▶ _To do_
Wherever the word "document" appears in a line, copy that line.

▶ _Data shown_

-=-=-=-=-

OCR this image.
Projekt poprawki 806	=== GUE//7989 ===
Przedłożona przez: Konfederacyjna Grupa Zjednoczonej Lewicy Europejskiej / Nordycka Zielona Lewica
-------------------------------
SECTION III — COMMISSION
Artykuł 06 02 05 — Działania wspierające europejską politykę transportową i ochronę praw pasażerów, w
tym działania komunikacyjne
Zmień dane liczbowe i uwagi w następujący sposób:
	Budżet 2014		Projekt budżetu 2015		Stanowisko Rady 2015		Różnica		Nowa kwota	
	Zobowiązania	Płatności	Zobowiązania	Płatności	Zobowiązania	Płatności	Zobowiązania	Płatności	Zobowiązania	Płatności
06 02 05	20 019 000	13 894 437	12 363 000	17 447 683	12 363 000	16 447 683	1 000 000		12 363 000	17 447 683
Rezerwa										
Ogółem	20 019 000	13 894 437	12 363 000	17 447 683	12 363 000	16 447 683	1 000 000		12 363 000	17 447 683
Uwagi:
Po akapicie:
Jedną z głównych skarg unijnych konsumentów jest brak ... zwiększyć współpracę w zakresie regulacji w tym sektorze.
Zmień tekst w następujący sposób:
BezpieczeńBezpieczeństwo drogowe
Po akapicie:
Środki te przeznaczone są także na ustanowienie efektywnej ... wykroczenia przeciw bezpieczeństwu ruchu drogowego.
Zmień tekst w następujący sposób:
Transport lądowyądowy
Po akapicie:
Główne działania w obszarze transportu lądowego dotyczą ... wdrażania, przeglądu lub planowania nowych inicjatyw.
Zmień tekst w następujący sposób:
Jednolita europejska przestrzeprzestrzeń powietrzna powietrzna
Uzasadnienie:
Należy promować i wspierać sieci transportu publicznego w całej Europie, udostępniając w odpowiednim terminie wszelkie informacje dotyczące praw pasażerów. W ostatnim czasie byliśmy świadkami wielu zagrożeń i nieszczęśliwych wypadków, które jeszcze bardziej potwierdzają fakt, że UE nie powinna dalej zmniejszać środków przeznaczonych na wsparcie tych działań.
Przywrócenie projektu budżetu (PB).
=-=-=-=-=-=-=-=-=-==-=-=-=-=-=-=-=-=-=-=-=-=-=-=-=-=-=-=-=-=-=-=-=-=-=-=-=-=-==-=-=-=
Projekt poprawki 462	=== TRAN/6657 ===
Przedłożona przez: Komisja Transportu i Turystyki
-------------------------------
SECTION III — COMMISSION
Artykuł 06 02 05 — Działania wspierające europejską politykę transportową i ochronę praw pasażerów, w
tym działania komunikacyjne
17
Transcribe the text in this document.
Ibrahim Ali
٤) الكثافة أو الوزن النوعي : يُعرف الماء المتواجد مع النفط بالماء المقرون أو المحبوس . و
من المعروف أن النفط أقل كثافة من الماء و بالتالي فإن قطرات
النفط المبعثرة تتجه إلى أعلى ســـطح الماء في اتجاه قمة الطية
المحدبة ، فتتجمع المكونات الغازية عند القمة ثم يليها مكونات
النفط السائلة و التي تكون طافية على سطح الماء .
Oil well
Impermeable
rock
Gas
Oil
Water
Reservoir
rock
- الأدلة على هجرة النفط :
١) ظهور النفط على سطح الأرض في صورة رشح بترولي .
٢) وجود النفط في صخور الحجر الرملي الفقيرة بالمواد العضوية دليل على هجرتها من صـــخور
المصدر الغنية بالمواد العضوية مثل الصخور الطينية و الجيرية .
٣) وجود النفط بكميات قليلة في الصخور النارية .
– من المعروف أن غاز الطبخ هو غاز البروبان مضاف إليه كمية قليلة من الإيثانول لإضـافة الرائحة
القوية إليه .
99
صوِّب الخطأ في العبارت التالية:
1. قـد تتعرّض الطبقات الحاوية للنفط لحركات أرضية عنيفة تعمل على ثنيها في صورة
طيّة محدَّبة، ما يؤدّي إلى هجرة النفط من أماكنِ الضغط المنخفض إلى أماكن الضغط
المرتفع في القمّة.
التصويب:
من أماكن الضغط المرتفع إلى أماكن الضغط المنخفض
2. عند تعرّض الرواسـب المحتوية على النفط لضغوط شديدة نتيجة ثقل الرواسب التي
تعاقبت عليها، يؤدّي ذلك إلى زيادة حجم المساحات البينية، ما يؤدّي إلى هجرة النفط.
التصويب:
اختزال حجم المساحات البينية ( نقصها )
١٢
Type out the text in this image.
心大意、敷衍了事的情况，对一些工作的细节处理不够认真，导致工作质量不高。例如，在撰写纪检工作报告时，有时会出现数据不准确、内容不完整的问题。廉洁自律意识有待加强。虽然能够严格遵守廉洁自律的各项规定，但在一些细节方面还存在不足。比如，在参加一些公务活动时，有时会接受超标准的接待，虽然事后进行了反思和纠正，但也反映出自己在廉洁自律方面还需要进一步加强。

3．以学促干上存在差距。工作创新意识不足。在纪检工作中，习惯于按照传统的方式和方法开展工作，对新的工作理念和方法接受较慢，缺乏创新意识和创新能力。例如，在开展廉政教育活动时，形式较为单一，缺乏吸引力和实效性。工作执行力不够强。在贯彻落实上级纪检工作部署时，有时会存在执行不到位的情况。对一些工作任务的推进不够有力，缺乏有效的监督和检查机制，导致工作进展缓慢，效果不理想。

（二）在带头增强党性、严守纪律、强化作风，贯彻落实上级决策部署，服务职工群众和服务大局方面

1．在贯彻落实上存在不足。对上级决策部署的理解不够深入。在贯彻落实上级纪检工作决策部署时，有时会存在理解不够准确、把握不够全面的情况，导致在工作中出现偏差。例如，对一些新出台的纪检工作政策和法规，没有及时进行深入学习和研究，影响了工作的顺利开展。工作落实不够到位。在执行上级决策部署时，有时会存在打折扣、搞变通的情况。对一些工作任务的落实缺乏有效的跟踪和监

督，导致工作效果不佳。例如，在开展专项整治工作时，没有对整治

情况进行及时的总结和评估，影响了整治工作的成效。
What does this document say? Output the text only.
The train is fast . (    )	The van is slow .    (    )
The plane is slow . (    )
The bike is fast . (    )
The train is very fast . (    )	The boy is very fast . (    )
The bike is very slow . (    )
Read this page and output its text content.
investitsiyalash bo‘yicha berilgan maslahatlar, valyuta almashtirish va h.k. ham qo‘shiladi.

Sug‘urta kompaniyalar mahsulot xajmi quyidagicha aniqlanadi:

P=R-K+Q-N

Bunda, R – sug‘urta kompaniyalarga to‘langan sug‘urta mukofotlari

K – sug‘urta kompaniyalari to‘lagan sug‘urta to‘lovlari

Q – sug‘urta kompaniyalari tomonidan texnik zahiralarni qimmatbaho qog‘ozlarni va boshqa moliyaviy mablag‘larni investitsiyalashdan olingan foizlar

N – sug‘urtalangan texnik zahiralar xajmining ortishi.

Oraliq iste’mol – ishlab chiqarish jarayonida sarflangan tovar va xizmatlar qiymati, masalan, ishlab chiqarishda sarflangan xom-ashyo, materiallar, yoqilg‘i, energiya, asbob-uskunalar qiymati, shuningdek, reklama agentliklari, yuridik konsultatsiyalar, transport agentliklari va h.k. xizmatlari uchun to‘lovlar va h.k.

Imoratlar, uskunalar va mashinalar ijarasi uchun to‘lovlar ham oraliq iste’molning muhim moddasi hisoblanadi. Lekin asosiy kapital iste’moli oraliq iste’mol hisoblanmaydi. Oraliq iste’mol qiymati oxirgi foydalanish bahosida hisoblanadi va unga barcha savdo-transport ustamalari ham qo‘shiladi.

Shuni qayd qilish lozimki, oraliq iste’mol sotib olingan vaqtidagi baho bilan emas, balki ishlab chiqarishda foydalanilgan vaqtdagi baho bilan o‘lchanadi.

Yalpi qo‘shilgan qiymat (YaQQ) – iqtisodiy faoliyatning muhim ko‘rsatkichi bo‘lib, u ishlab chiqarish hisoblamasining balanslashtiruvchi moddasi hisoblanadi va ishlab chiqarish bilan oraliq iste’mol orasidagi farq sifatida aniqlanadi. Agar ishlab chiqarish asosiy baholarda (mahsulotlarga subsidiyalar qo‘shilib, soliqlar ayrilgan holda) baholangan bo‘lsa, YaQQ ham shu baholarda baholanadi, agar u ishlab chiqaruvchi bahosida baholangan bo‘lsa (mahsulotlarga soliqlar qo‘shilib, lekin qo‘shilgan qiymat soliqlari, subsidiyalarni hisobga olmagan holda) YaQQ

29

-=-=-=-=-

▶ _The reply_
Transcribe the text in this document.
What does this document say? Output the text only.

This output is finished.